_WHAT YOU ARE ASKED TO DO:_
Leaving out the pictures, transcribe all of the records faithfully.

START INFORMATION SHOWN

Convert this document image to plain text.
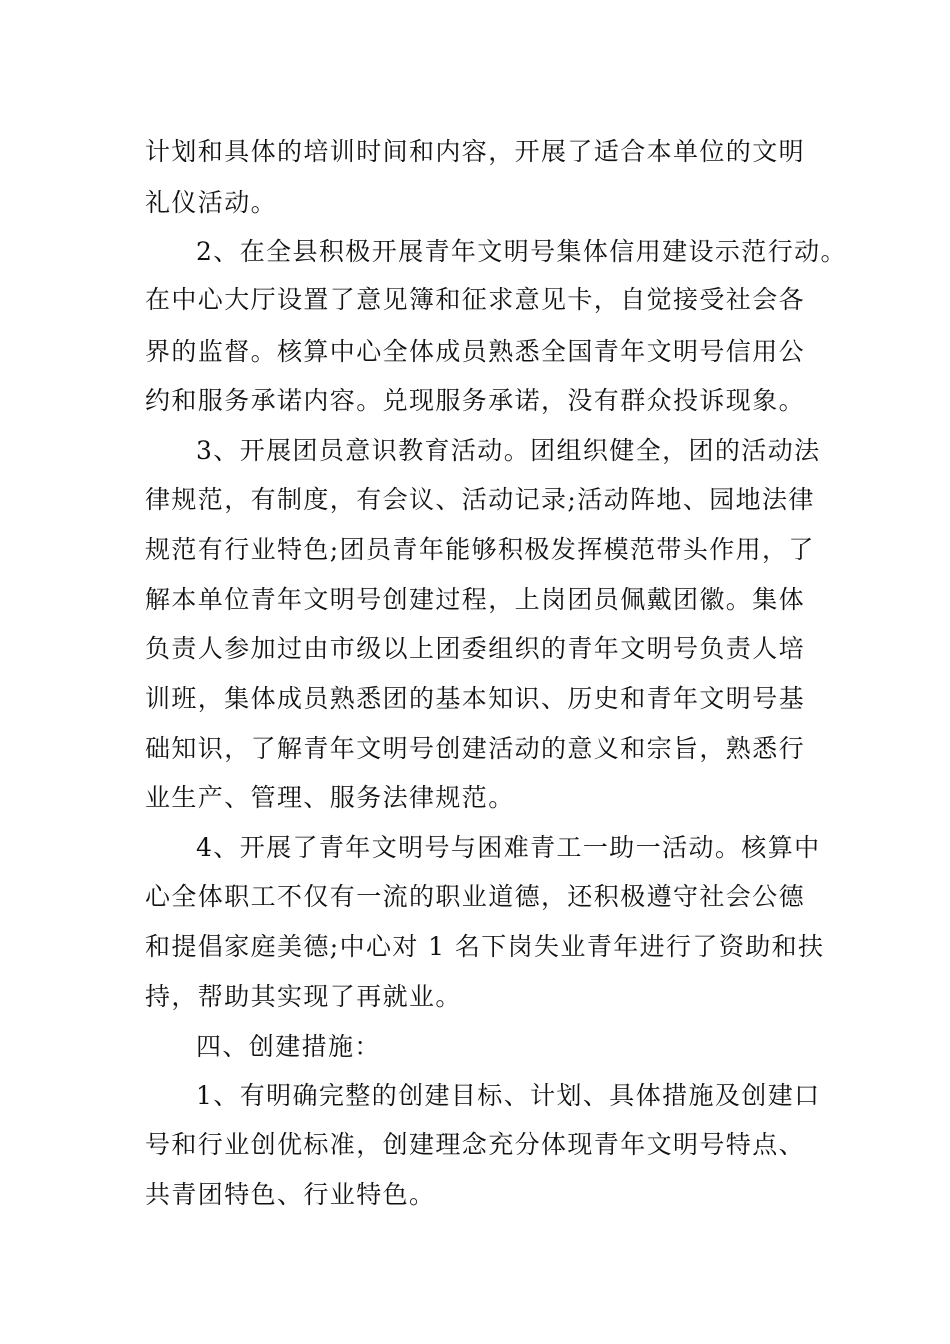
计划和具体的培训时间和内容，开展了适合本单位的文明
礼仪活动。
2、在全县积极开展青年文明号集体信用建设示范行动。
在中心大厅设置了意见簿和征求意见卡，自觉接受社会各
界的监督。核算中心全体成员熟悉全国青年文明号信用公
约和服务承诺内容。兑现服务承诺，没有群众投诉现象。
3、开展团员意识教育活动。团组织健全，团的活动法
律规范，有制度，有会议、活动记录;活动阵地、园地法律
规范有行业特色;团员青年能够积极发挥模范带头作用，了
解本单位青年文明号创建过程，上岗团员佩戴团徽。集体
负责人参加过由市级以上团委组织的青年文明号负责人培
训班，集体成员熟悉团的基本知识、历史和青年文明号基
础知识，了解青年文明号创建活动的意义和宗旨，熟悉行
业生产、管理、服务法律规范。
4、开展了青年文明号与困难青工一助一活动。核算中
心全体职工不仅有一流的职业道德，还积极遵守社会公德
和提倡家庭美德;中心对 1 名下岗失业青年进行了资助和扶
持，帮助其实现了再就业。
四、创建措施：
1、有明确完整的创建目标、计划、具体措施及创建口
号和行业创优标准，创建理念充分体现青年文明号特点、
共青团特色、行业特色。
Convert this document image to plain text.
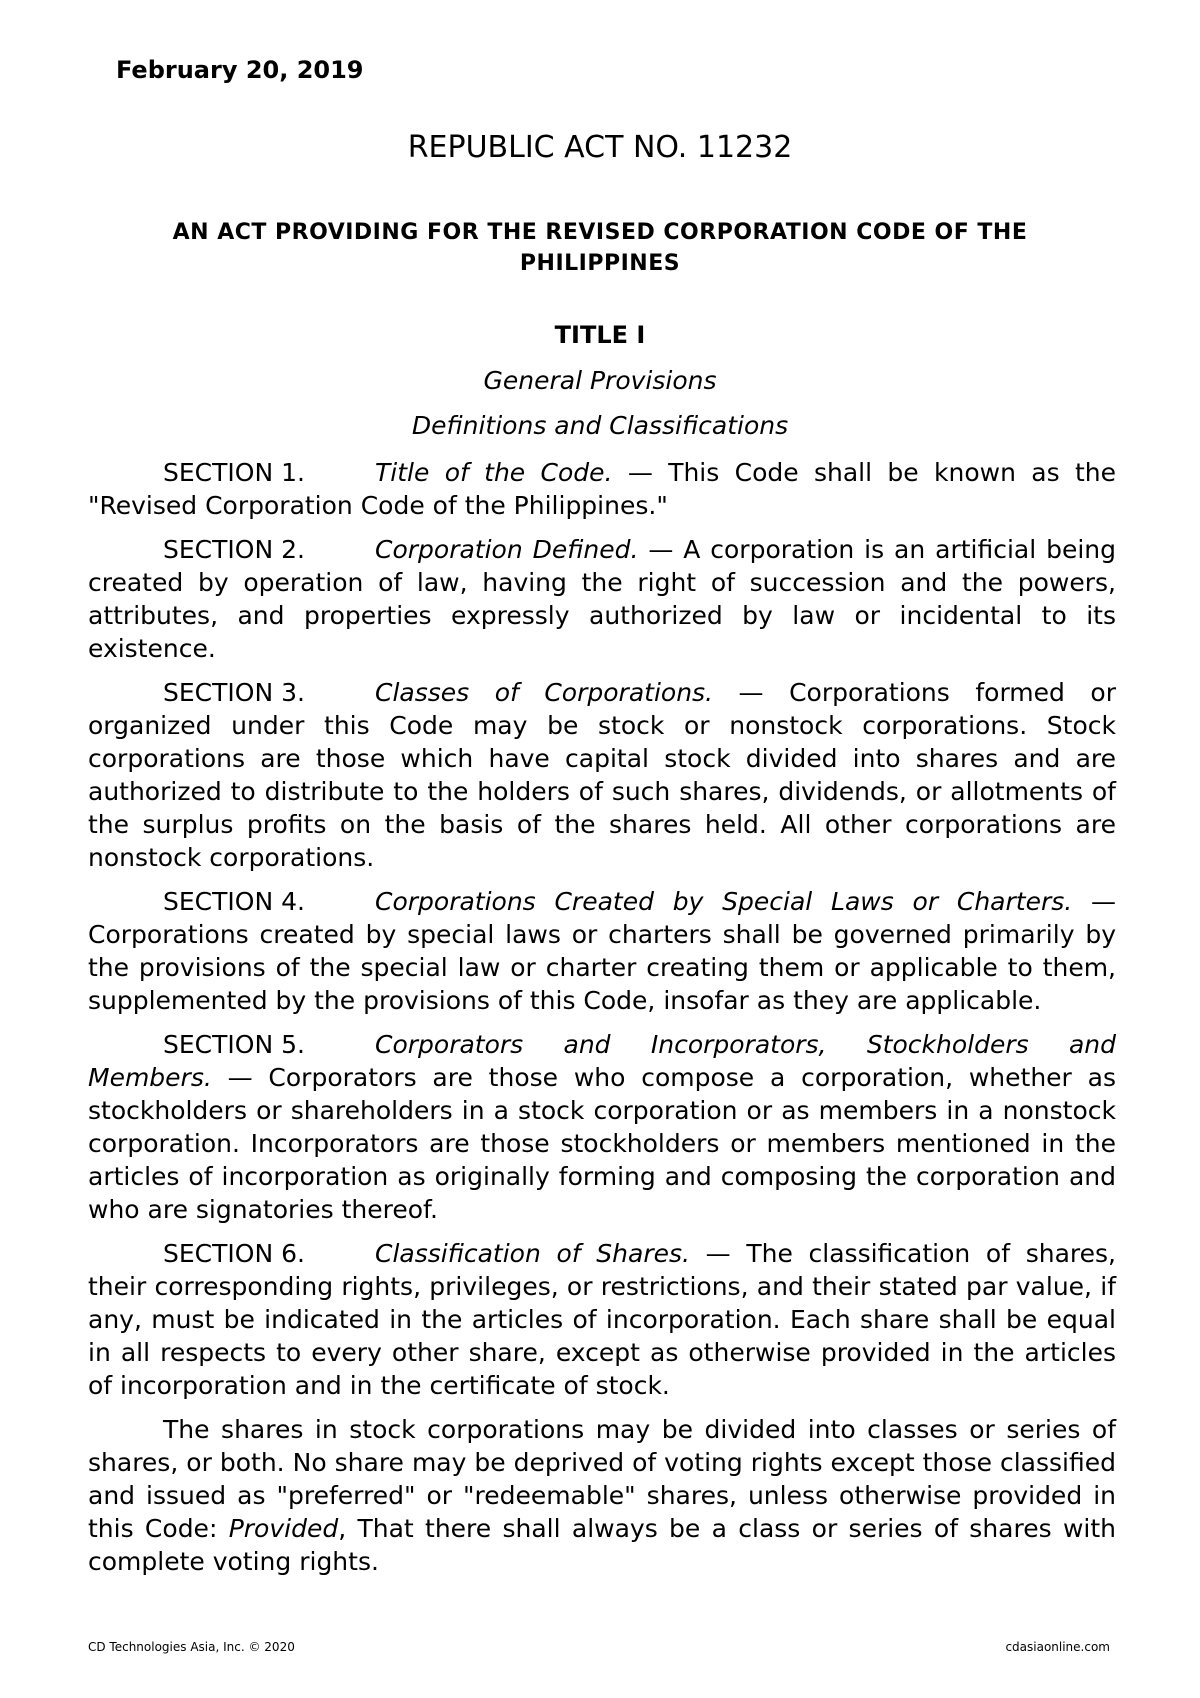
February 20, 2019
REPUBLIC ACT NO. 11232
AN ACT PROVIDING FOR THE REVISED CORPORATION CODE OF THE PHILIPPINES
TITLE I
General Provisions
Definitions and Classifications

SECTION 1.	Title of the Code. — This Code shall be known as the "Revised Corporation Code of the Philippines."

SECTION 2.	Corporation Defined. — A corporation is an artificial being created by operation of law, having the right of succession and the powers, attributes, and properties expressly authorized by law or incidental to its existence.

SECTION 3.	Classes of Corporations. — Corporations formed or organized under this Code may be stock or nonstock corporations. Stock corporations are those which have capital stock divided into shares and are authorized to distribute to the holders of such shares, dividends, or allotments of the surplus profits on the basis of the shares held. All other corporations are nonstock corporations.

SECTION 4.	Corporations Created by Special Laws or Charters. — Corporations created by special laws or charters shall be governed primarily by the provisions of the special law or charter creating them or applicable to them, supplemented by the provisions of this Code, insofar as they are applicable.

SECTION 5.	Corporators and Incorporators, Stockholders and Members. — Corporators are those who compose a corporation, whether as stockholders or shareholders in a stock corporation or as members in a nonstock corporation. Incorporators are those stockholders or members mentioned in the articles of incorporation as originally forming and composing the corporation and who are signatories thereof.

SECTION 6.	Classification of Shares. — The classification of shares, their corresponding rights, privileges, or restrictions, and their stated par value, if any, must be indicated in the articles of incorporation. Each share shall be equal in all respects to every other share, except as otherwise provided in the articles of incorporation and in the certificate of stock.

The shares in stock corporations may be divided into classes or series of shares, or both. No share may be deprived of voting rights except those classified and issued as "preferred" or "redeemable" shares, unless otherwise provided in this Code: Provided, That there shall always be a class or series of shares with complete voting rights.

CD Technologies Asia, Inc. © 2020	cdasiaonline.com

END INFORMATION SHOWN

_TASK ANSWER:_
Convert this document image to plain text.
计划和具体的培训时间和内容，开展了适合本单位的文明
礼仪活动。
2、在全县积极开展青年文明号集体信用建设示范行动。
在中心大厅设置了意见簿和征求意见卡，自觉接受社会各
界的监督。核算中心全体成员熟悉全国青年文明号信用公
约和服务承诺内容。兑现服务承诺，没有群众投诉现象。
3、开展团员意识教育活动。团组织健全，团的活动法
律规范，有制度，有会议、活动记录;活动阵地、园地法律
规范有行业特色;团员青年能够积极发挥模范带头作用，了
解本单位青年文明号创建过程，上岗团员佩戴团徽。集体
负责人参加过由市级以上团委组织的青年文明号负责人培
训班，集体成员熟悉团的基本知识、历史和青年文明号基
础知识，了解青年文明号创建活动的意义和宗旨，熟悉行
业生产、管理、服务法律规范。
4、开展了青年文明号与困难青工一助一活动。核算中
心全体职工不仅有一流的职业道德，还积极遵守社会公德
和提倡家庭美德;中心对 1 名下岗失业青年进行了资助和扶
持，帮助其实现了再就业。
四、创建措施：
1、有明确完整的创建目标、计划、具体措施及创建口
号和行业创优标准，创建理念充分体现青年文明号特点、
共青团特色、行业特色。
Convert this document image to plain text.
February 20, 2019
REPUBLIC ACT NO. 11232
AN ACT PROVIDING FOR THE REVISED CORPORATION CODE OF THE PHILIPPINES
TITLE I
General Provisions
Definitions and Classifications

SECTION 1.	Title of the Code. — This Code shall be known as the "Revised Corporation Code of the Philippines."

SECTION 2.	Corporation Defined. — A corporation is an artificial being created by operation of law, having the right of succession and the powers, attributes, and properties expressly authorized by law or incidental to its existence.

SECTION 3.	Classes of Corporations. — Corporations formed or organized under this Code may be stock or nonstock corporations. Stock corporations are those which have capital stock divided into shares and are authorized to distribute to the holders of such shares, dividends, or allotments of the surplus profits on the basis of the shares held. All other corporations are nonstock corporations.

SECTION 4.	Corporations Created by Special Laws or Charters. — Corporations created by special laws or charters shall be governed primarily by the provisions of the special law or charter creating them or applicable to them, supplemented by the provisions of this Code, insofar as they are applicable.

SECTION 5.	Corporators and Incorporators, Stockholders and Members. — Corporators are those who compose a corporation, whether as stockholders or shareholders in a stock corporation or as members in a nonstock corporation. Incorporators are those stockholders or members mentioned in the articles of incorporation as originally forming and composing the corporation and who are signatories thereof.

SECTION 6.	Classification of Shares. — The classification of shares, their corresponding rights, privileges, or restrictions, and their stated par value, if any, must be indicated in the articles of incorporation. Each share shall be equal in all respects to every other share, except as otherwise provided in the articles of incorporation and in the certificate of stock.

The shares in stock corporations may be divided into classes or series of shares, or both. No share may be deprived of voting rights except those classified and issued as "preferred" or "redeemable" shares, unless otherwise provided in this Code: Provided, That there shall always be a class or series of shares with complete voting rights.

CD Technologies Asia, Inc. © 2020	cdasiaonline.com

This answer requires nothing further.